Aim:
Each entry below is to be duplicated verbatim.

** begin **

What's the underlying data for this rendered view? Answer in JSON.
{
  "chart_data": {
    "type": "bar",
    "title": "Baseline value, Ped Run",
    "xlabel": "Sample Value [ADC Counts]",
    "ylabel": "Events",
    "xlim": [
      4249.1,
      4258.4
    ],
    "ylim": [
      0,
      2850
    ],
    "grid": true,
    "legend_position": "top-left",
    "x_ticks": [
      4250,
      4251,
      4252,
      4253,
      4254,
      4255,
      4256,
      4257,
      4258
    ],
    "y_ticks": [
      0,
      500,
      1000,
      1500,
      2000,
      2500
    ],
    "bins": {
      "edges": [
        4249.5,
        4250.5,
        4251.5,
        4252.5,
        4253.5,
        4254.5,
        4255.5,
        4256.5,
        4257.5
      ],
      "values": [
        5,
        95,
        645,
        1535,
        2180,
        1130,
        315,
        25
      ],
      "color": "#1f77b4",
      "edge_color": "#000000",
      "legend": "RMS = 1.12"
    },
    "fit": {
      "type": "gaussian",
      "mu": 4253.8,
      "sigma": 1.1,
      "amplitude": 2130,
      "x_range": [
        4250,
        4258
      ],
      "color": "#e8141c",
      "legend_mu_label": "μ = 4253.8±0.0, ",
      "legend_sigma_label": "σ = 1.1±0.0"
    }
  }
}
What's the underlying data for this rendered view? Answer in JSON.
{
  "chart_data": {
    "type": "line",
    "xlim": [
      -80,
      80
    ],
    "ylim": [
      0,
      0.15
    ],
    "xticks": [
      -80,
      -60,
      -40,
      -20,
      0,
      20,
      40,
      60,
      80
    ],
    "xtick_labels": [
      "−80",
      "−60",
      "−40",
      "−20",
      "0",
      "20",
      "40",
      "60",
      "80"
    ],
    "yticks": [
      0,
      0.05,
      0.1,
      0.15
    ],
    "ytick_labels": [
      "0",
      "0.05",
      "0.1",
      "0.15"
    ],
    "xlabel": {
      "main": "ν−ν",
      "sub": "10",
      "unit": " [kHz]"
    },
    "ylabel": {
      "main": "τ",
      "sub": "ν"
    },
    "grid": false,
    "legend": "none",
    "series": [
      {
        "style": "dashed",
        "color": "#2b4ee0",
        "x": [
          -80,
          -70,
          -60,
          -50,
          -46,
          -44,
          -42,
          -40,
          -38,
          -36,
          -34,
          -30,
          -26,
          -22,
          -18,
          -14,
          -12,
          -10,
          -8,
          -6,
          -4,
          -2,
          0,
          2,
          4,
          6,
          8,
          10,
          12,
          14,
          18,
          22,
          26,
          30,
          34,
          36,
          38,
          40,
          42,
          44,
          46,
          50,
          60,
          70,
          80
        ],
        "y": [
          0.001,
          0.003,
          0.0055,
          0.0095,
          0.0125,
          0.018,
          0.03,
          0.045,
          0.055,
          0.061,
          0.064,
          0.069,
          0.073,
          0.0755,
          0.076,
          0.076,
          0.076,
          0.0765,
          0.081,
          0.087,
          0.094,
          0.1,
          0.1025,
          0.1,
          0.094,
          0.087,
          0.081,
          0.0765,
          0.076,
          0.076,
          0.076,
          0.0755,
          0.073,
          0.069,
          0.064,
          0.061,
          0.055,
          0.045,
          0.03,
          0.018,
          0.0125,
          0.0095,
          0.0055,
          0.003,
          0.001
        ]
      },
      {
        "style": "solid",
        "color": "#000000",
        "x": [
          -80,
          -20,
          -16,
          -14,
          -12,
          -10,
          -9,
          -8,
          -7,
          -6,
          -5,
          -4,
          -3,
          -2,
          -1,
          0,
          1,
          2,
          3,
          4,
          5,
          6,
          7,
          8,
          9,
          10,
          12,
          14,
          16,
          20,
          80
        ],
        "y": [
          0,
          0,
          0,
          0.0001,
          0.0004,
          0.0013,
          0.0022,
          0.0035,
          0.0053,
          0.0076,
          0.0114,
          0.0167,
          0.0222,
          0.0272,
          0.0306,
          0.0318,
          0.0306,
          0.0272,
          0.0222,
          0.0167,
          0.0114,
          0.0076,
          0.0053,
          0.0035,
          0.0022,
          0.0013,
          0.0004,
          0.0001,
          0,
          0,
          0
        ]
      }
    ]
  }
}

** end **

Result of the task:
What's the underlying data for this rendered view? Answer in JSON.
{
  "chart_data": {
    "type": "bar",
    "title": "Baseline value, Ped Run",
    "xlabel": "Sample Value [ADC Counts]",
    "ylabel": "Events",
    "xlim": [
      4249.1,
      4258.4
    ],
    "ylim": [
      0,
      2850
    ],
    "grid": true,
    "legend_position": "top-left",
    "x_ticks": [
      4250,
      4251,
      4252,
      4253,
      4254,
      4255,
      4256,
      4257,
      4258
    ],
    "y_ticks": [
      0,
      500,
      1000,
      1500,
      2000,
      2500
    ],
    "bins": {
      "edges": [
        4249.5,
        4250.5,
        4251.5,
        4252.5,
        4253.5,
        4254.5,
        4255.5,
        4256.5,
        4257.5
      ],
      "values": [
        5,
        95,
        645,
        1535,
        2180,
        1130,
        315,
        25
      ],
      "color": "#1f77b4",
      "edge_color": "#000000",
      "legend": "RMS = 1.12"
    },
    "fit": {
      "type": "gaussian",
      "mu": 4253.8,
      "sigma": 1.1,
      "amplitude": 2130,
      "x_range": [
        4250,
        4258
      ],
      "color": "#e8141c",
      "legend_mu_label": "μ = 4253.8±0.0, ",
      "legend_sigma_label": "σ = 1.1±0.0"
    }
  }
}
What's the underlying data for this rendered view? Answer in JSON.
{
  "chart_data": {
    "type": "line",
    "xlim": [
      -80,
      80
    ],
    "ylim": [
      0,
      0.15
    ],
    "xticks": [
      -80,
      -60,
      -40,
      -20,
      0,
      20,
      40,
      60,
      80
    ],
    "xtick_labels": [
      "−80",
      "−60",
      "−40",
      "−20",
      "0",
      "20",
      "40",
      "60",
      "80"
    ],
    "yticks": [
      0,
      0.05,
      0.1,
      0.15
    ],
    "ytick_labels": [
      "0",
      "0.05",
      "0.1",
      "0.15"
    ],
    "xlabel": {
      "main": "ν−ν",
      "sub": "10",
      "unit": " [kHz]"
    },
    "ylabel": {
      "main": "τ",
      "sub": "ν"
    },
    "grid": false,
    "legend": "none",
    "series": [
      {
        "style": "dashed",
        "color": "#2b4ee0",
        "x": [
          -80,
          -70,
          -60,
          -50,
          -46,
          -44,
          -42,
          -40,
          -38,
          -36,
          -34,
          -30,
          -26,
          -22,
          -18,
          -14,
          -12,
          -10,
          -8,
          -6,
          -4,
          -2,
          0,
          2,
          4,
          6,
          8,
          10,
          12,
          14,
          18,
          22,
          26,
          30,
          34,
          36,
          38,
          40,
          42,
          44,
          46,
          50,
          60,
          70,
          80
        ],
        "y": [
          0.001,
          0.003,
          0.0055,
          0.0095,
          0.0125,
          0.018,
          0.03,
          0.045,
          0.055,
          0.061,
          0.064,
          0.069,
          0.073,
          0.0755,
          0.076,
          0.076,
          0.076,
          0.0765,
          0.081,
          0.087,
          0.094,
          0.1,
          0.1025,
          0.1,
          0.094,
          0.087,
          0.081,
          0.0765,
          0.076,
          0.076,
          0.076,
          0.0755,
          0.073,
          0.069,
          0.064,
          0.061,
          0.055,
          0.045,
          0.03,
          0.018,
          0.0125,
          0.0095,
          0.0055,
          0.003,
          0.001
        ]
      },
      {
        "style": "solid",
        "color": "#000000",
        "x": [
          -80,
          -20,
          -16,
          -14,
          -12,
          -10,
          -9,
          -8,
          -7,
          -6,
          -5,
          -4,
          -3,
          -2,
          -1,
          0,
          1,
          2,
          3,
          4,
          5,
          6,
          7,
          8,
          9,
          10,
          12,
          14,
          16,
          20,
          80
        ],
        "y": [
          0,
          0,
          0,
          0.0001,
          0.0004,
          0.0013,
          0.0022,
          0.0035,
          0.0053,
          0.0076,
          0.0114,
          0.0167,
          0.0222,
          0.0272,
          0.0306,
          0.0318,
          0.0306,
          0.0272,
          0.0222,
          0.0167,
          0.0114,
          0.0076,
          0.0053,
          0.0035,
          0.0022,
          0.0013,
          0.0004,
          0.0001,
          0,
          0,
          0
        ]
      }
    ]
  }
}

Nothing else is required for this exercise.